* **Given request**
Find the lines with "Team" in them and copy them out.

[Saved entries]
"""

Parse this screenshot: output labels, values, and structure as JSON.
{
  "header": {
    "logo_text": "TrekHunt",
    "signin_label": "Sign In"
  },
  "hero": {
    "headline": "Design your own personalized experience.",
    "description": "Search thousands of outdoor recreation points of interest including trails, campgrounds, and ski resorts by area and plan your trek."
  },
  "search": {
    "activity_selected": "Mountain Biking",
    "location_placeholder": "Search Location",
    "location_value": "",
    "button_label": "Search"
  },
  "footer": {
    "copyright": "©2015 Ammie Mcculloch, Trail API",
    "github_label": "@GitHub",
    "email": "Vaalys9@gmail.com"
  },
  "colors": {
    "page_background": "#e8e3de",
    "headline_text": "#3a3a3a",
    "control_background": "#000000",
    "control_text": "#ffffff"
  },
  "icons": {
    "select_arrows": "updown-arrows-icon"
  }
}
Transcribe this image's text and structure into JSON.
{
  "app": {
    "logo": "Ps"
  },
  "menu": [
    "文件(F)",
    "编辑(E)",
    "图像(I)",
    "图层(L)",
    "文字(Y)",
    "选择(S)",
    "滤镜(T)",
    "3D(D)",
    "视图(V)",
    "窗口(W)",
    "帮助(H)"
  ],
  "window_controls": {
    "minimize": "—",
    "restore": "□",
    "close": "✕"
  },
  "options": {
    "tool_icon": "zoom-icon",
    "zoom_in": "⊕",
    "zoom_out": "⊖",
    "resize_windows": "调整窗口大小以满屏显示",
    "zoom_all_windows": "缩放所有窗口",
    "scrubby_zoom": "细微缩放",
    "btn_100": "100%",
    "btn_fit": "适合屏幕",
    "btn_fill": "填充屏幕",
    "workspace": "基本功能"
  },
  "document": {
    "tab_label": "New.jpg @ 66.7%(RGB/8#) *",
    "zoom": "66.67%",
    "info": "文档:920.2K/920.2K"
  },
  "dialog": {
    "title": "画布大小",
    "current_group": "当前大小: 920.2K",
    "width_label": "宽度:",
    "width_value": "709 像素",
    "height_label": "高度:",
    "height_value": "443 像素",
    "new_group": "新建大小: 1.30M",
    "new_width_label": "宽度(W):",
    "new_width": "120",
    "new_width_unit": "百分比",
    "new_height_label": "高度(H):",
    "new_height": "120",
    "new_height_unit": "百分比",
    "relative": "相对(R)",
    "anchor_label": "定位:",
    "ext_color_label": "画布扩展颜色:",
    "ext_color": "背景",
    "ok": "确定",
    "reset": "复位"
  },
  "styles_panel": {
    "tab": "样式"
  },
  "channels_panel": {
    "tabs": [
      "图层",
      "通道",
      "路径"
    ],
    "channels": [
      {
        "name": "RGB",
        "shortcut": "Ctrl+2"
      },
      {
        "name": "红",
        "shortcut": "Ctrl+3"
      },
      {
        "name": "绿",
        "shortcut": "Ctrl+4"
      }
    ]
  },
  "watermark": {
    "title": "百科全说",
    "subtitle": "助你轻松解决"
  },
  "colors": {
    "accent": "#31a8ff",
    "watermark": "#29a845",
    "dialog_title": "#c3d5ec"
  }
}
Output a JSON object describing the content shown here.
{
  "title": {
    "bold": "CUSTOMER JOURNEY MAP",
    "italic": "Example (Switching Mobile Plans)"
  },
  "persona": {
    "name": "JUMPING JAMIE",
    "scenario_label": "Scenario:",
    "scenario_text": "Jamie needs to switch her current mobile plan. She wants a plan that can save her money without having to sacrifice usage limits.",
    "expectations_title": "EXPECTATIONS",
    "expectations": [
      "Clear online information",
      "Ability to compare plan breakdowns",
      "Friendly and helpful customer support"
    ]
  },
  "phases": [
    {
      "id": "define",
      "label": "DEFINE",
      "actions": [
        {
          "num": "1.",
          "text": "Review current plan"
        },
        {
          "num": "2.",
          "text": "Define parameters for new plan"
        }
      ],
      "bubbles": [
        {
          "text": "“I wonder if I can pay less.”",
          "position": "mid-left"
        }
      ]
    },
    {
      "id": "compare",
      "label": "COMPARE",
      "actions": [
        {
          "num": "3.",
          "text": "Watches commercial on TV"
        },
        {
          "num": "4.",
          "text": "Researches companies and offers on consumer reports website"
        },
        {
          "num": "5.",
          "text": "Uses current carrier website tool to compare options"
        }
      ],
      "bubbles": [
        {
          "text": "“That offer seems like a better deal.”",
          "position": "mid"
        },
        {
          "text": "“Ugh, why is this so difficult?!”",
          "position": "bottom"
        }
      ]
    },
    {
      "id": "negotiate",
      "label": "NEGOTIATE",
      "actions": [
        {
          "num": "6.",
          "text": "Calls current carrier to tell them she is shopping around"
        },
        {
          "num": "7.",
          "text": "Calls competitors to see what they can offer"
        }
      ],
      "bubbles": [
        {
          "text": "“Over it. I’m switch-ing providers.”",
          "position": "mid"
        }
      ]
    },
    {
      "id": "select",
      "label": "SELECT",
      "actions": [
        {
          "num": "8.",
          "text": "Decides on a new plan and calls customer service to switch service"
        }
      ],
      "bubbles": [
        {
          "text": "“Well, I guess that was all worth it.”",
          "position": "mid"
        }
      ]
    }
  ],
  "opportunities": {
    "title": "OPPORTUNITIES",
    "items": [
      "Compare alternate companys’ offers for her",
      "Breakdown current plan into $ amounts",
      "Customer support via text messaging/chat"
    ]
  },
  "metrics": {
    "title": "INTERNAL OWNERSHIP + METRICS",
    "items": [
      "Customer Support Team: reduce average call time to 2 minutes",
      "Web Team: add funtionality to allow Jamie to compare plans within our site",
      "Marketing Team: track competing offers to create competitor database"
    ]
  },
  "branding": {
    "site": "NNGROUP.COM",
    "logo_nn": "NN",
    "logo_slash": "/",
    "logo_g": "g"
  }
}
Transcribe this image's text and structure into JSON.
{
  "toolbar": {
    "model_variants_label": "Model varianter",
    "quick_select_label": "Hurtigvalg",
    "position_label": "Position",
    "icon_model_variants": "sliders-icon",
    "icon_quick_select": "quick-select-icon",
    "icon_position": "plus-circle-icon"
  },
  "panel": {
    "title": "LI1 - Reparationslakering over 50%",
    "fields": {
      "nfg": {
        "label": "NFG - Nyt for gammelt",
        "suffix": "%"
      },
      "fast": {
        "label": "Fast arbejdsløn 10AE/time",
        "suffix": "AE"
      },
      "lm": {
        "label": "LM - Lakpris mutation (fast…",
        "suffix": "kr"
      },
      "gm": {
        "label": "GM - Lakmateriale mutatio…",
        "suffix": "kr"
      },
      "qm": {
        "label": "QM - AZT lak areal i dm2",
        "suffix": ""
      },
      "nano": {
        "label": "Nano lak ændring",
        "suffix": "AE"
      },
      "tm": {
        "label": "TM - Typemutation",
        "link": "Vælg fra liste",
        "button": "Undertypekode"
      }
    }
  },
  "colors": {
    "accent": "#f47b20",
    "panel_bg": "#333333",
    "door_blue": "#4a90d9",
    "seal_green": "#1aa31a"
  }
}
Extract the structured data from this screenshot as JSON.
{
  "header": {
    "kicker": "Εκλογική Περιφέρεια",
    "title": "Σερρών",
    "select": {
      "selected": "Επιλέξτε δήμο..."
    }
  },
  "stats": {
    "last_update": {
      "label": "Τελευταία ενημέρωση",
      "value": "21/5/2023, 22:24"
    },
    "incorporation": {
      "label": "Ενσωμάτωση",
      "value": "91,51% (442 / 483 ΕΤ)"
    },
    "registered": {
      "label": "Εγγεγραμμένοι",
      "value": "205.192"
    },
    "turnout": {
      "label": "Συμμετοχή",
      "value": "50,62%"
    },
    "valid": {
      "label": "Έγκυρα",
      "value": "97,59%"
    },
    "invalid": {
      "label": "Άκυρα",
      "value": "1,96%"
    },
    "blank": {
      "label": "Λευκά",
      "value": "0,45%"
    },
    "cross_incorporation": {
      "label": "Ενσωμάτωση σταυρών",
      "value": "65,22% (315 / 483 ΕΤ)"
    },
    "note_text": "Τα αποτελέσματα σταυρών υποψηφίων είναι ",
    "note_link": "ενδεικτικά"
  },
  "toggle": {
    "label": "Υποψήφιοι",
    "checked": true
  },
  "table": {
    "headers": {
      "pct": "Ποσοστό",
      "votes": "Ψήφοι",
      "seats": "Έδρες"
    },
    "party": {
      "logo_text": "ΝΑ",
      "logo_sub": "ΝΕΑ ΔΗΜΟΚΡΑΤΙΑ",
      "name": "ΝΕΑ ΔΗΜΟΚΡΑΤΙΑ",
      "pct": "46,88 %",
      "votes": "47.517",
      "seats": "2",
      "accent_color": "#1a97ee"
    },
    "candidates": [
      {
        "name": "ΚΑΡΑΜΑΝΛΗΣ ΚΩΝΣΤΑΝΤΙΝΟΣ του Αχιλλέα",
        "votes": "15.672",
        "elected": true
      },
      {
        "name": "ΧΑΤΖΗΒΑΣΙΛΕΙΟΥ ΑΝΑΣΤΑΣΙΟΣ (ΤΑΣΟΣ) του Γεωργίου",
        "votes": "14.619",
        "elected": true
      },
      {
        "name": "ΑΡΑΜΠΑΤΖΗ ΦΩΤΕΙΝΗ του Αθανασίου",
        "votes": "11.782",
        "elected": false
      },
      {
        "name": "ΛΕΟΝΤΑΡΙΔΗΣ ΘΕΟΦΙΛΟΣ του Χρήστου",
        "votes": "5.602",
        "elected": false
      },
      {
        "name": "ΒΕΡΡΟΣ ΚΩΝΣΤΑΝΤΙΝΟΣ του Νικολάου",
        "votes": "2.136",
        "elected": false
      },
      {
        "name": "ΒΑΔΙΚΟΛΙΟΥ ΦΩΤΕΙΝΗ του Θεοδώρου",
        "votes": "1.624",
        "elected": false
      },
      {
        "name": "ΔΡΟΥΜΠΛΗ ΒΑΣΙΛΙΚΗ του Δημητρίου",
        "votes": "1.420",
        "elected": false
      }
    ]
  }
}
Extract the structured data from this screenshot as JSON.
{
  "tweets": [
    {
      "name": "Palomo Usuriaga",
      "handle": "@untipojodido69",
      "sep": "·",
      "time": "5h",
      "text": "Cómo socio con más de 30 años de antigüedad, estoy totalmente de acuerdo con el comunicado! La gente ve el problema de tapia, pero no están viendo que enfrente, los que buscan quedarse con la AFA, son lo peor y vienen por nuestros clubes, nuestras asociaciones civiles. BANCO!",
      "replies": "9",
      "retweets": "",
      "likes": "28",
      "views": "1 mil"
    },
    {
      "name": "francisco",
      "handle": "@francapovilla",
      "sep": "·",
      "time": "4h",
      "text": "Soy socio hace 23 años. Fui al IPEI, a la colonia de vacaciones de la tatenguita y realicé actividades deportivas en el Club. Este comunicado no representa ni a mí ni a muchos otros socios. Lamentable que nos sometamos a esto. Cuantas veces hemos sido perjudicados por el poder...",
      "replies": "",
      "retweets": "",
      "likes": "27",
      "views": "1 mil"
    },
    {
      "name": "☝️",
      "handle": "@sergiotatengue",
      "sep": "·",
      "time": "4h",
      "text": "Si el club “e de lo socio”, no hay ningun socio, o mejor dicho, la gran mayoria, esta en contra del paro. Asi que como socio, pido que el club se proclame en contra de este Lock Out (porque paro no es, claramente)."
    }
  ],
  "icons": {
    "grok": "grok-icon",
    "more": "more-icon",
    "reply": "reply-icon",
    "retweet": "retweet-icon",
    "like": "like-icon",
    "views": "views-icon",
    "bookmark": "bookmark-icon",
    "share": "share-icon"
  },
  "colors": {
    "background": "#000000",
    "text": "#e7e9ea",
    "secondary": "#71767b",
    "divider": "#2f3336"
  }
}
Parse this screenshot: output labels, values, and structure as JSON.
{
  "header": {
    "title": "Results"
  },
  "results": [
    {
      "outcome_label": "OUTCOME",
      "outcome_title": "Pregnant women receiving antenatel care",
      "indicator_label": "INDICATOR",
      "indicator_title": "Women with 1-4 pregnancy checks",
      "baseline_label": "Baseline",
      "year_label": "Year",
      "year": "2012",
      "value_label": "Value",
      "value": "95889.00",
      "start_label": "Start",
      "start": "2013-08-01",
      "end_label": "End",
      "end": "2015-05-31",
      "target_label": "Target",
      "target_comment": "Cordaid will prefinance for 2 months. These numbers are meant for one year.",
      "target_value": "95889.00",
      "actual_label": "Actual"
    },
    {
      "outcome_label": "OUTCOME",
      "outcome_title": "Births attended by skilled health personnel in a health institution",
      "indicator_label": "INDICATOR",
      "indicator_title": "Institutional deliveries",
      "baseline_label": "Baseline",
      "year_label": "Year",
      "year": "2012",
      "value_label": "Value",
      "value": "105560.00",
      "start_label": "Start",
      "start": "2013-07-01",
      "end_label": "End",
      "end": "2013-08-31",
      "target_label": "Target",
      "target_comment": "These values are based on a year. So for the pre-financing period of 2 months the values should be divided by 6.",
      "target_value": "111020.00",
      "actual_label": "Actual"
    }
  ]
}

"""

* **Full output**
      "Customer Support Team: reduce average call time to 2 minutes",
      "Web Team: add funtionality to allow Jamie to compare plans within our site",
      "Marketing Team: track competing offers to create competitor database"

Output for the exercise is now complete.